§ **Problem**
In the listing below, pick out lines with "label".

-------- Given entries --------

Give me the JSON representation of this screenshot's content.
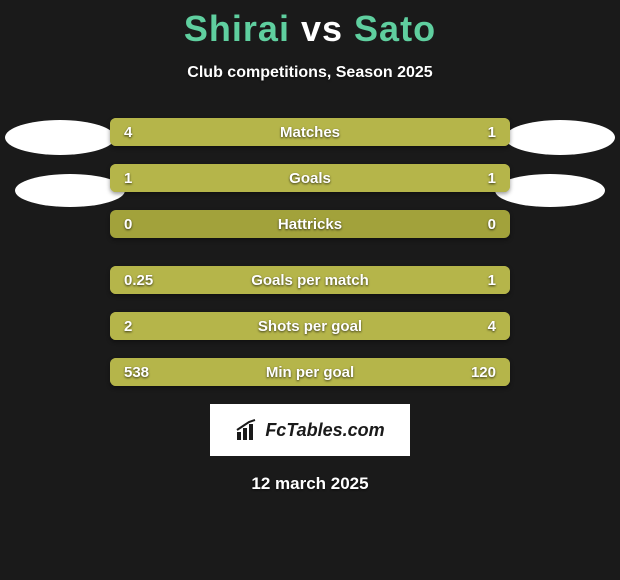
{
  "title": {
    "p1": "Shirai",
    "vs": "vs",
    "p2": "Sato"
  },
  "subtitle": "Club competitions, Season 2025",
  "colors": {
    "bar_base": "#a2a23b",
    "bar_segment": "#b5b54a",
    "background": "#1a1a1a",
    "accent_text": "#5fcf9f",
    "text": "#ffffff"
  },
  "bar_fontsize": 15,
  "title_fontsize": 36,
  "rows": [
    {
      "label": "Matches",
      "left": "4",
      "right": "1",
      "left_pct": 80,
      "right_pct": 20,
      "group": 1
    },
    {
      "label": "Goals",
      "left": "1",
      "right": "1",
      "left_pct": 50,
      "right_pct": 50,
      "group": 1
    },
    {
      "label": "Hattricks",
      "left": "0",
      "right": "0",
      "left_pct": 0,
      "right_pct": 0,
      "group": 1
    },
    {
      "label": "Goals per match",
      "left": "0.25",
      "right": "1",
      "left_pct": 20,
      "right_pct": 80,
      "group": 2
    },
    {
      "label": "Shots per goal",
      "left": "2",
      "right": "4",
      "left_pct": 33,
      "right_pct": 67,
      "group": 2
    },
    {
      "label": "Min per goal",
      "left": "538",
      "right": "120",
      "left_pct": 82,
      "right_pct": 18,
      "group": 2
    }
  ],
  "watermark": "FcTables.com",
  "date": "12 march 2025"
}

--------

§ **Exercise answer**
      "label": "Matches",
      "label": "Goals",
      "label": "Hattricks",
      "label": "Goals per match",
      "label": "Shots per goal",
      "label": "Min per goal",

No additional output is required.